STATED GOAL =
Are you able to quote each entry exactly as written?

INPUT FOR THIS TASK =
========================================================================
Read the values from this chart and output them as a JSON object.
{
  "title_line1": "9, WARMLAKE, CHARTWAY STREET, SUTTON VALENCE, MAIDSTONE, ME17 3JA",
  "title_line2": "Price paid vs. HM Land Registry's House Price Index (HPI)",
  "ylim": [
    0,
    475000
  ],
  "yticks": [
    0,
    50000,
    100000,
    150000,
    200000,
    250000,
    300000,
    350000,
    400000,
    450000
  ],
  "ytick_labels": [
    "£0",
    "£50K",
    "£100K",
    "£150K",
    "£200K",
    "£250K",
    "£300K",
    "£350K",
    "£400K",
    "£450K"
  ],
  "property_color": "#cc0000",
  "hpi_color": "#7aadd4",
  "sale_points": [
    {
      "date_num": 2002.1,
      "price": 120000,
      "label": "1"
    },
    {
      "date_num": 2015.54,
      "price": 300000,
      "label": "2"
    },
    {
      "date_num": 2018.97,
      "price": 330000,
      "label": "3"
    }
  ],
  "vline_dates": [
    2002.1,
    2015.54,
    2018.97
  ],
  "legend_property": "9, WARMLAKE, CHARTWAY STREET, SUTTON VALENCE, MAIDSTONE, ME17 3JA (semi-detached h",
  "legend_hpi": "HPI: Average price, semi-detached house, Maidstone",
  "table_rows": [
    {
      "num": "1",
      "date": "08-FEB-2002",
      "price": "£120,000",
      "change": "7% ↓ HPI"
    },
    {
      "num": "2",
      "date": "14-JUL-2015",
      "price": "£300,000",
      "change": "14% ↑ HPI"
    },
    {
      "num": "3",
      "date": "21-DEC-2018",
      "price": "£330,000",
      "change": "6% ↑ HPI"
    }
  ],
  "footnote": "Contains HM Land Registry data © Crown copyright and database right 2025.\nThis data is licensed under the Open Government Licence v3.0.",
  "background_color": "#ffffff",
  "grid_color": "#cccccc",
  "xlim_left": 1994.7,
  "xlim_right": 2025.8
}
========================================================================
FULL ANSWER =
Read the values from this chart and output them as a JSON object.
{
  "title_line1": "9, WARMLAKE, CHARTWAY STREET, SUTTON VALENCE, MAIDSTONE, ME17 3JA",
  "title_line2": "Price paid vs. HM Land Registry's House Price Index (HPI)",
  "ylim": [
    0,
    475000
  ],
  "yticks": [
    0,
    50000,
    100000,
    150000,
    200000,
    250000,
    300000,
    350000,
    400000,
    450000
  ],
  "ytick_labels": [
    "£0",
    "£50K",
    "£100K",
    "£150K",
    "£200K",
    "£250K",
    "£300K",
    "£350K",
    "£400K",
    "£450K"
  ],
  "property_color": "#cc0000",
  "hpi_color": "#7aadd4",
  "sale_points": [
    {
      "date_num": 2002.1,
      "price": 120000,
      "label": "1"
    },
    {
      "date_num": 2015.54,
      "price": 300000,
      "label": "2"
    },
    {
      "date_num": 2018.97,
      "price": 330000,
      "label": "3"
    }
  ],
  "vline_dates": [
    2002.1,
    2015.54,
    2018.97
  ],
  "legend_property": "9, WARMLAKE, CHARTWAY STREET, SUTTON VALENCE, MAIDSTONE, ME17 3JA (semi-detached h",
  "legend_hpi": "HPI: Average price, semi-detached house, Maidstone",
  "table_rows": [
    {
      "num": "1",
      "date": "08-FEB-2002",
      "price": "£120,000",
      "change": "7% ↓ HPI"
    },
    {
      "num": "2",
      "date": "14-JUL-2015",
      "price": "£300,000",
      "change": "14% ↑ HPI"
    },
    {
      "num": "3",
      "date": "21-DEC-2018",
      "price": "£330,000",
      "change": "6% ↑ HPI"
    }
  ],
  "footnote": "Contains HM Land Registry data © Crown copyright and database right 2025.\nThis data is licensed under the Open Government Licence v3.0.",
  "background_color": "#ffffff",
  "grid_color": "#cccccc",
  "xlim_left": 1994.7,
  "xlim_right": 2025.8
}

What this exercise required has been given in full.